**Exercise aim:**
Give every line again exactly as it appears, please, but not the pictures.

>> Start Exercise material

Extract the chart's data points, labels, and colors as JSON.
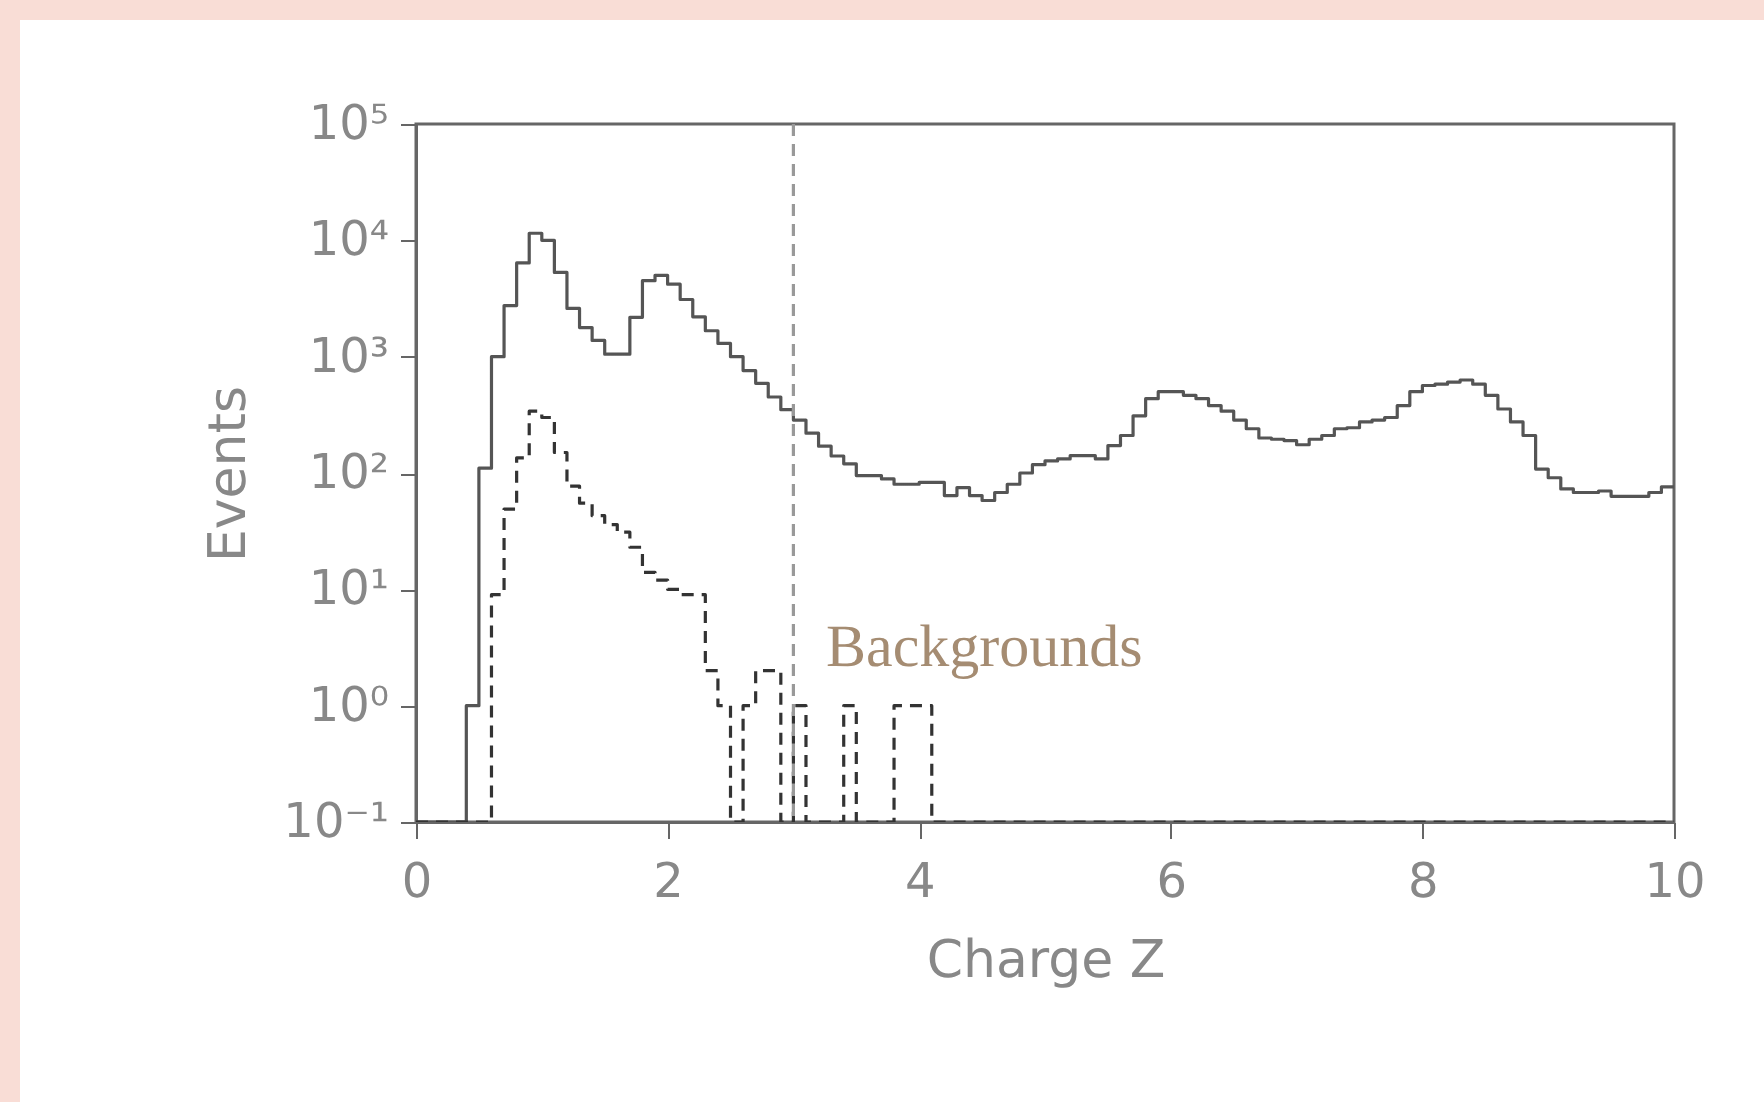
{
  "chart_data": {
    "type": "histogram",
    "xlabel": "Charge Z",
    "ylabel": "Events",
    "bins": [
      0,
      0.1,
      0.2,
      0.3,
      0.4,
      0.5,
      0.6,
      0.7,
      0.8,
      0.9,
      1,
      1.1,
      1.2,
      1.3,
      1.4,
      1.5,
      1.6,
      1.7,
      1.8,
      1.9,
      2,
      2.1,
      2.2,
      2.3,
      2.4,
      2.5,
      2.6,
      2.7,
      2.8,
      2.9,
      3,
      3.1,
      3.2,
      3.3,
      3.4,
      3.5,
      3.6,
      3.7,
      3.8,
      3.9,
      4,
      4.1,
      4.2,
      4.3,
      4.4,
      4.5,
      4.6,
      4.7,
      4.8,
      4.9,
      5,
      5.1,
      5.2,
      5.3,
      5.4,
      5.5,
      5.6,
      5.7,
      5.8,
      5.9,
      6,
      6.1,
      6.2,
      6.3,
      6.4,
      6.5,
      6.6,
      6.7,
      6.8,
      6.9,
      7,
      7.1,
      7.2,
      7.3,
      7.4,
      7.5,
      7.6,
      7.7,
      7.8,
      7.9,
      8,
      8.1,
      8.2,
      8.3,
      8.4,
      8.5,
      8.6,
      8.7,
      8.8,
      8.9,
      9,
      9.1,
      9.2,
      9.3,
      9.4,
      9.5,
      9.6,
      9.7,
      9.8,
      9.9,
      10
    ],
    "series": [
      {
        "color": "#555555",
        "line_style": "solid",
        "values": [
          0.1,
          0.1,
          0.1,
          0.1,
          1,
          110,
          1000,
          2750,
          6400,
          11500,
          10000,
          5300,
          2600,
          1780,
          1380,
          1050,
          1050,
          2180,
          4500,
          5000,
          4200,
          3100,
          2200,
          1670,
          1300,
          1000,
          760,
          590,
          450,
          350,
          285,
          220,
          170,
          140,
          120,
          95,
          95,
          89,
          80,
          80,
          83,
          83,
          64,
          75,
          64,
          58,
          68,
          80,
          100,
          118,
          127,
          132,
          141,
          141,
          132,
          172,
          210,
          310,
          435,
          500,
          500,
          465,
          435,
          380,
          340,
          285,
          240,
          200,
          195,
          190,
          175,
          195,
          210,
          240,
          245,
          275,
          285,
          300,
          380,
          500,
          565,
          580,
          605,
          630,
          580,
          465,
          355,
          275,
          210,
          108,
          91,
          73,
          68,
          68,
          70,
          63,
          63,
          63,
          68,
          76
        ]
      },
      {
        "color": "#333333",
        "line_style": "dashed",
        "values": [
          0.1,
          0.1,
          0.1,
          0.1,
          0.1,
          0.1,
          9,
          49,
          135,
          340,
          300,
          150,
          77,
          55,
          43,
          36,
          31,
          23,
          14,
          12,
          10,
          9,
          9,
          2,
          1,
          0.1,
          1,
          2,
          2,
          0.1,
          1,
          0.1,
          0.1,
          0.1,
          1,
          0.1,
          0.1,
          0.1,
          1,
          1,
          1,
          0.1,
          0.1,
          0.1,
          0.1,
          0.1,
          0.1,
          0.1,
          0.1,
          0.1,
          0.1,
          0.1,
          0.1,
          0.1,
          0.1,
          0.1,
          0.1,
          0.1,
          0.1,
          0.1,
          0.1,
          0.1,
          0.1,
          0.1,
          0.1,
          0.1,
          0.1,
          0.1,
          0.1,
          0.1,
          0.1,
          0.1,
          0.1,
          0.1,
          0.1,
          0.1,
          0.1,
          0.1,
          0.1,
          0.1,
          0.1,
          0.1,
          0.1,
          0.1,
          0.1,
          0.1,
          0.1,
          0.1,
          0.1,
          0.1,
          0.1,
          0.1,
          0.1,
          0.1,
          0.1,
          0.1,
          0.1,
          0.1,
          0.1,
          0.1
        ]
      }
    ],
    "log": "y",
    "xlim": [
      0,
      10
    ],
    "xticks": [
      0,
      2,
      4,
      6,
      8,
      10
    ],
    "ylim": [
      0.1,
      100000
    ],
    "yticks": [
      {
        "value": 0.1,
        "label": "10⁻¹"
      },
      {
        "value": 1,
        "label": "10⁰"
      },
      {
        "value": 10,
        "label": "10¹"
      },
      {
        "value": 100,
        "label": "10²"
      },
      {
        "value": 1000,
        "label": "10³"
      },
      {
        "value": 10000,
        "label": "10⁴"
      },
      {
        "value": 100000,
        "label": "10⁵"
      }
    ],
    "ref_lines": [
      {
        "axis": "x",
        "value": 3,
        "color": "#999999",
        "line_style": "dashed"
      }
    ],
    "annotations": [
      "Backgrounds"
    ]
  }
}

>> End Exercise material

**Correct answer:**
Extract the chart's data points, labels, and colors as JSON.
{
  "chart_data": {
    "type": "histogram",
    "xlabel": "Charge Z",
    "ylabel": "Events",
    "bins": [
      0,
      0.1,
      0.2,
      0.3,
      0.4,
      0.5,
      0.6,
      0.7,
      0.8,
      0.9,
      1,
      1.1,
      1.2,
      1.3,
      1.4,
      1.5,
      1.6,
      1.7,
      1.8,
      1.9,
      2,
      2.1,
      2.2,
      2.3,
      2.4,
      2.5,
      2.6,
      2.7,
      2.8,
      2.9,
      3,
      3.1,
      3.2,
      3.3,
      3.4,
      3.5,
      3.6,
      3.7,
      3.8,
      3.9,
      4,
      4.1,
      4.2,
      4.3,
      4.4,
      4.5,
      4.6,
      4.7,
      4.8,
      4.9,
      5,
      5.1,
      5.2,
      5.3,
      5.4,
      5.5,
      5.6,
      5.7,
      5.8,
      5.9,
      6,
      6.1,
      6.2,
      6.3,
      6.4,
      6.5,
      6.6,
      6.7,
      6.8,
      6.9,
      7,
      7.1,
      7.2,
      7.3,
      7.4,
      7.5,
      7.6,
      7.7,
      7.8,
      7.9,
      8,
      8.1,
      8.2,
      8.3,
      8.4,
      8.5,
      8.6,
      8.7,
      8.8,
      8.9,
      9,
      9.1,
      9.2,
      9.3,
      9.4,
      9.5,
      9.6,
      9.7,
      9.8,
      9.9,
      10
    ],
    "series": [
      {
        "color": "#555555",
        "line_style": "solid",
        "values": [
          0.1,
          0.1,
          0.1,
          0.1,
          1,
          110,
          1000,
          2750,
          6400,
          11500,
          10000,
          5300,
          2600,
          1780,
          1380,
          1050,
          1050,
          2180,
          4500,
          5000,
          4200,
          3100,
          2200,
          1670,
          1300,
          1000,
          760,
          590,
          450,
          350,
          285,
          220,
          170,
          140,
          120,
          95,
          95,
          89,
          80,
          80,
          83,
          83,
          64,
          75,
          64,
          58,
          68,
          80,
          100,
          118,
          127,
          132,
          141,
          141,
          132,
          172,
          210,
          310,
          435,
          500,
          500,
          465,
          435,
          380,
          340,
          285,
          240,
          200,
          195,
          190,
          175,
          195,
          210,
          240,
          245,
          275,
          285,
          300,
          380,
          500,
          565,
          580,
          605,
          630,
          580,
          465,
          355,
          275,
          210,
          108,
          91,
          73,
          68,
          68,
          70,
          63,
          63,
          63,
          68,
          76
        ]
      },
      {
        "color": "#333333",
        "line_style": "dashed",
        "values": [
          0.1,
          0.1,
          0.1,
          0.1,
          0.1,
          0.1,
          9,
          49,
          135,
          340,
          300,
          150,
          77,
          55,
          43,
          36,
          31,
          23,
          14,
          12,
          10,
          9,
          9,
          2,
          1,
          0.1,
          1,
          2,
          2,
          0.1,
          1,
          0.1,
          0.1,
          0.1,
          1,
          0.1,
          0.1,
          0.1,
          1,
          1,
          1,
          0.1,
          0.1,
          0.1,
          0.1,
          0.1,
          0.1,
          0.1,
          0.1,
          0.1,
          0.1,
          0.1,
          0.1,
          0.1,
          0.1,
          0.1,
          0.1,
          0.1,
          0.1,
          0.1,
          0.1,
          0.1,
          0.1,
          0.1,
          0.1,
          0.1,
          0.1,
          0.1,
          0.1,
          0.1,
          0.1,
          0.1,
          0.1,
          0.1,
          0.1,
          0.1,
          0.1,
          0.1,
          0.1,
          0.1,
          0.1,
          0.1,
          0.1,
          0.1,
          0.1,
          0.1,
          0.1,
          0.1,
          0.1,
          0.1,
          0.1,
          0.1,
          0.1,
          0.1,
          0.1,
          0.1,
          0.1,
          0.1,
          0.1,
          0.1
        ]
      }
    ],
    "log": "y",
    "xlim": [
      0,
      10
    ],
    "xticks": [
      0,
      2,
      4,
      6,
      8,
      10
    ],
    "ylim": [
      0.1,
      100000
    ],
    "yticks": [
      {
        "value": 0.1,
        "label": "10⁻¹"
      },
      {
        "value": 1,
        "label": "10⁰"
      },
      {
        "value": 10,
        "label": "10¹"
      },
      {
        "value": 100,
        "label": "10²"
      },
      {
        "value": 1000,
        "label": "10³"
      },
      {
        "value": 10000,
        "label": "10⁴"
      },
      {
        "value": 100000,
        "label": "10⁵"
      }
    ],
    "ref_lines": [
      {
        "axis": "x",
        "value": 3,
        "color": "#999999",
        "line_style": "dashed"
      }
    ],
    "annotations": [
      "Backgrounds"
    ]
  }
}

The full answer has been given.